Retype the full set of records. Keep every character identical.

**Records for this exercise:**
◆ ◆ ◆ ◆ ◆ ◆ ◆

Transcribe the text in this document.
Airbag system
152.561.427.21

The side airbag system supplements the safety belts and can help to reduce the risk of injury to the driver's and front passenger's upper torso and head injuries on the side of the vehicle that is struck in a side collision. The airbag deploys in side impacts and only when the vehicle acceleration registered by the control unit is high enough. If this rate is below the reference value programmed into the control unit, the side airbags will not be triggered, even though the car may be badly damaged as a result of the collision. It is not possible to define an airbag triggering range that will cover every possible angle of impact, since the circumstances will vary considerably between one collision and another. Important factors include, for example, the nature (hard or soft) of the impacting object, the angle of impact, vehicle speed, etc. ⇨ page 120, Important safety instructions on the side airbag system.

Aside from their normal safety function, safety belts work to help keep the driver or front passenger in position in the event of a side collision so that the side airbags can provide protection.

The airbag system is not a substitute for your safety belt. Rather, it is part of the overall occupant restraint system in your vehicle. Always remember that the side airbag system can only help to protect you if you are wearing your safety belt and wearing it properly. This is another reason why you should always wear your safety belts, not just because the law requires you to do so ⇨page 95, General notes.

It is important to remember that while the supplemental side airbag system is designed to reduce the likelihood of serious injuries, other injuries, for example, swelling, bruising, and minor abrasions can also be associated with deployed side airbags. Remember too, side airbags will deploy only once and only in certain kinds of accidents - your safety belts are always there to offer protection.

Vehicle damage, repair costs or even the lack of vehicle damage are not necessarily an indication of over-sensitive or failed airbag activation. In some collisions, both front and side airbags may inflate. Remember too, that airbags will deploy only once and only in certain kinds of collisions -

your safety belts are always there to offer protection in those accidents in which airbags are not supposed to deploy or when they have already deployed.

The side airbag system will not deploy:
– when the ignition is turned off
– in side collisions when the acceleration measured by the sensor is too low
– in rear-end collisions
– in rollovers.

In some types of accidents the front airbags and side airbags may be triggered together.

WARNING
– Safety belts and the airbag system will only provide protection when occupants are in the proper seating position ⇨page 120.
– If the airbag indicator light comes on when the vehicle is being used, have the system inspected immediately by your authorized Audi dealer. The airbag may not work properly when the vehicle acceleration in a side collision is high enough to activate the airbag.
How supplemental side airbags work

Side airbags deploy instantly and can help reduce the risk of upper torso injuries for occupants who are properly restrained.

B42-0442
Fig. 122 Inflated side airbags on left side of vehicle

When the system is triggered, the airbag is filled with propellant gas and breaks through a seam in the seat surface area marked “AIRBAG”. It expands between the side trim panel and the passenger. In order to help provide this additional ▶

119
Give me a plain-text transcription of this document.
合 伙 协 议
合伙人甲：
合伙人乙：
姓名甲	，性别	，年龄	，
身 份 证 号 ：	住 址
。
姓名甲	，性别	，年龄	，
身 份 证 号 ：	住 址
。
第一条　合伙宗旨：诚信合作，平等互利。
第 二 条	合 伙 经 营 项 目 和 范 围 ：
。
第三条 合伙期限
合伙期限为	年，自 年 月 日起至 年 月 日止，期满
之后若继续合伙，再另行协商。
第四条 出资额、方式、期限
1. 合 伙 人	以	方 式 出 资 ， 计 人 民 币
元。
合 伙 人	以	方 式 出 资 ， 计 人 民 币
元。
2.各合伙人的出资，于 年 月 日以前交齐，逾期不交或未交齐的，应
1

◆ ◆ ◆ ◆ ◆ ◆ ◆

**Exercise result:**
Transcribe the text in this document.
Airbag system
152.561.427.21

The side airbag system supplements the safety belts and can help to reduce the risk of injury to the driver's and front passenger's upper torso and head injuries on the side of the vehicle that is struck in a side collision. The airbag deploys in side impacts and only when the vehicle acceleration registered by the control unit is high enough. If this rate is below the reference value programmed into the control unit, the side airbags will not be triggered, even though the car may be badly damaged as a result of the collision. It is not possible to define an airbag triggering range that will cover every possible angle of impact, since the circumstances will vary considerably between one collision and another. Important factors include, for example, the nature (hard or soft) of the impacting object, the angle of impact, vehicle speed, etc. ⇨ page 120, Important safety instructions on the side airbag system.

Aside from their normal safety function, safety belts work to help keep the driver or front passenger in position in the event of a side collision so that the side airbags can provide protection.

The airbag system is not a substitute for your safety belt. Rather, it is part of the overall occupant restraint system in your vehicle. Always remember that the side airbag system can only help to protect you if you are wearing your safety belt and wearing it properly. This is another reason why you should always wear your safety belts, not just because the law requires you to do so ⇨page 95, General notes.

It is important to remember that while the supplemental side airbag system is designed to reduce the likelihood of serious injuries, other injuries, for example, swelling, bruising, and minor abrasions can also be associated with deployed side airbags. Remember too, side airbags will deploy only once and only in certain kinds of accidents - your safety belts are always there to offer protection.

Vehicle damage, repair costs or even the lack of vehicle damage are not necessarily an indication of over-sensitive or failed airbag activation. In some collisions, both front and side airbags may inflate. Remember too, that airbags will deploy only once and only in certain kinds of collisions -

your safety belts are always there to offer protection in those accidents in which airbags are not supposed to deploy or when they have already deployed.

The side airbag system will not deploy:
– when the ignition is turned off
– in side collisions when the acceleration measured by the sensor is too low
– in rear-end collisions
– in rollovers.

In some types of accidents the front airbags and side airbags may be triggered together.

WARNING
– Safety belts and the airbag system will only provide protection when occupants are in the proper seating position ⇨page 120.
– If the airbag indicator light comes on when the vehicle is being used, have the system inspected immediately by your authorized Audi dealer. The airbag may not work properly when the vehicle acceleration in a side collision is high enough to activate the airbag.
How supplemental side airbags work

Side airbags deploy instantly and can help reduce the risk of upper torso injuries for occupants who are properly restrained.

B42-0442
Fig. 122 Inflated side airbags on left side of vehicle

When the system is triggered, the airbag is filled with propellant gas and breaks through a seam in the seat surface area marked “AIRBAG”. It expands between the side trim panel and the passenger. In order to help provide this additional ▶

119
Give me a plain-text transcription of this document.
合 伙 协 议
合伙人甲：
合伙人乙：
姓名甲	，性别	，年龄	，
身 份 证 号 ：	住 址
。
姓名甲	，性别	，年龄	，
身 份 证 号 ：	住 址
。
第一条　合伙宗旨：诚信合作，平等互利。
第 二 条	合 伙 经 营 项 目 和 范 围 ：
。
第三条 合伙期限
合伙期限为	年，自 年 月 日起至 年 月 日止，期满
之后若继续合伙，再另行协商。
第四条 出资额、方式、期限
1. 合 伙 人	以	方 式 出 资 ， 计 人 民 币
元。
合 伙 人	以	方 式 出 资 ， 计 人 民 币
元。
2.各合伙人的出资，于 年 月 日以前交齐，逾期不交或未交齐的，应
1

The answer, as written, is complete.